▶ Stored records:

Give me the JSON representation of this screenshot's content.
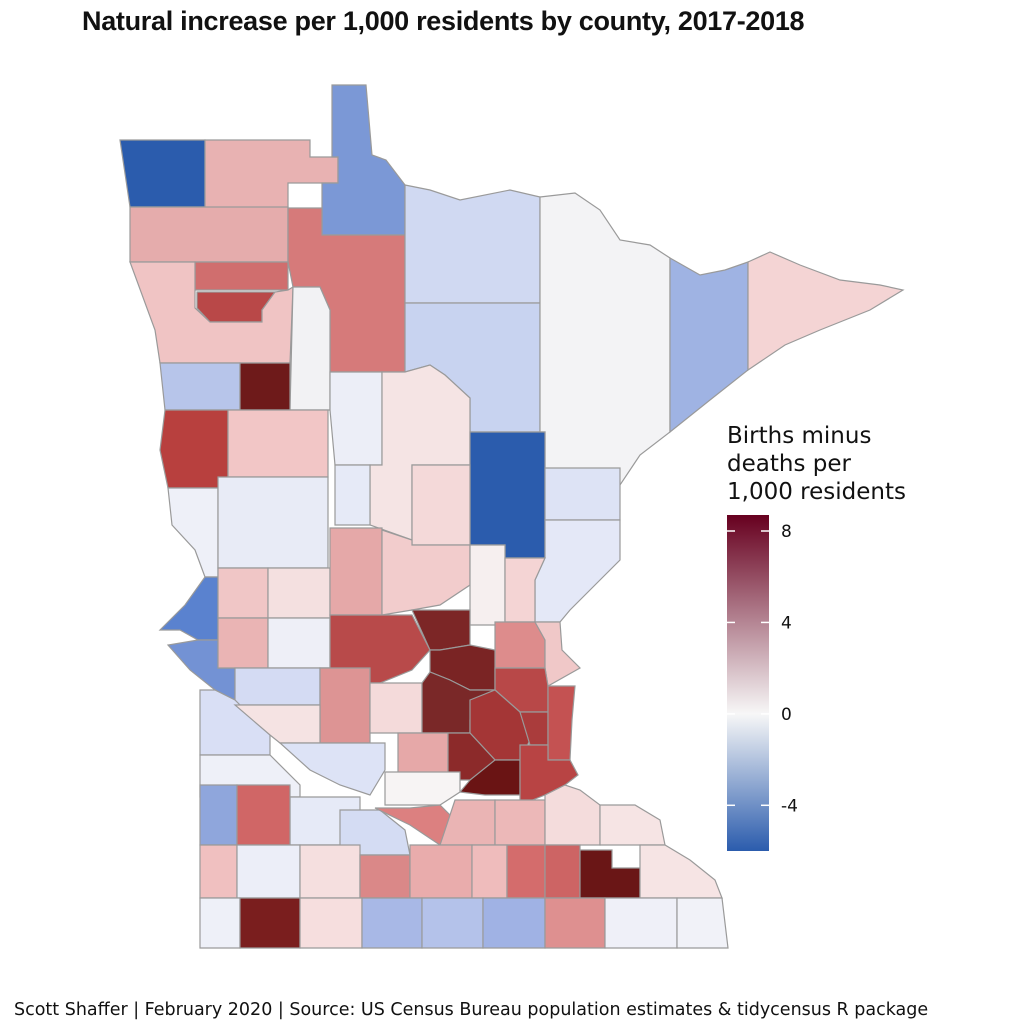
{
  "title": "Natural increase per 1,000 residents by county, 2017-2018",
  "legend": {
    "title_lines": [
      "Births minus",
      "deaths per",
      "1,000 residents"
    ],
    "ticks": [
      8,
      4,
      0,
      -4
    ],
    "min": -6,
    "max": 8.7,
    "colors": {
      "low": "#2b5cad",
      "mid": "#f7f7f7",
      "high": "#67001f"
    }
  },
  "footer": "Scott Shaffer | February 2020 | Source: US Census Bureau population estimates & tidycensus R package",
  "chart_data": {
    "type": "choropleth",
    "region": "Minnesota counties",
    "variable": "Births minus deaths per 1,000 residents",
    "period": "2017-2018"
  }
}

▶ Requirement:
Locate all lines holding the word "Births", then copy them out.

▶ Answer in full:
      "Births minus",
    "variable": "Births minus deaths per 1,000 residents",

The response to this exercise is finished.